> _TASK INSTRUCTIONS_: Find the lines that include the string "lãng" and report how many there are. Give no other text.

··· ENTRIES SUPPLIED

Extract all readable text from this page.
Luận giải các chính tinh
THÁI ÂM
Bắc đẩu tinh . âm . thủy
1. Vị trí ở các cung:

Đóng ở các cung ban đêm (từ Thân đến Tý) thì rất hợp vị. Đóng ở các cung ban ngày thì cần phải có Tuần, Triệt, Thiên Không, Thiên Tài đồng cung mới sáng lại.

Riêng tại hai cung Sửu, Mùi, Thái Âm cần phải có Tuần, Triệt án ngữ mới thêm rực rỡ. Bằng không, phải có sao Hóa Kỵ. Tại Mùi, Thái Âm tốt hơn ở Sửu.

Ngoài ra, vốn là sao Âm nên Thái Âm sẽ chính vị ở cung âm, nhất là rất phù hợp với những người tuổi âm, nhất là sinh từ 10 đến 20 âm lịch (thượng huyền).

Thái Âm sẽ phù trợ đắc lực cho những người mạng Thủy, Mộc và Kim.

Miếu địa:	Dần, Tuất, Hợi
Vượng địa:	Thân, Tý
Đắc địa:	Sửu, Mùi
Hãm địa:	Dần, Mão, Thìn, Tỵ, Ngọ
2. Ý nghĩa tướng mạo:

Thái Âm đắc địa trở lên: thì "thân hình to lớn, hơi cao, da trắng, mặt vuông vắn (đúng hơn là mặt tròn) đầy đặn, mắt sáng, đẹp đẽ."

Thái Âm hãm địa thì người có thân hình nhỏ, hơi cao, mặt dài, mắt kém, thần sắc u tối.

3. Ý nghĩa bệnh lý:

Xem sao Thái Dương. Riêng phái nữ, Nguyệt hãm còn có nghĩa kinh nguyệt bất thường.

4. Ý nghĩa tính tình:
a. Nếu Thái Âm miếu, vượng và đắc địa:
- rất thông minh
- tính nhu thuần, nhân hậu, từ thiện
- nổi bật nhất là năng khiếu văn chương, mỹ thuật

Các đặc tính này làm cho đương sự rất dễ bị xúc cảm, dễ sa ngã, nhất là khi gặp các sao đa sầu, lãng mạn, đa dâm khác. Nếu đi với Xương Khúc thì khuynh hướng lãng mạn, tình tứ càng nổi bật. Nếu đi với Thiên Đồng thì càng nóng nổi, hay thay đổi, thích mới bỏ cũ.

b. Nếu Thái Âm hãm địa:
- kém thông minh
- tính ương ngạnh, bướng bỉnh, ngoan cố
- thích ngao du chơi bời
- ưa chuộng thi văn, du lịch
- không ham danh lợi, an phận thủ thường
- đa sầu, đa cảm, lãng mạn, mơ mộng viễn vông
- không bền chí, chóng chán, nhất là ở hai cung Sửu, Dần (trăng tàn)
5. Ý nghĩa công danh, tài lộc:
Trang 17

······

> _THE REPLY_: 2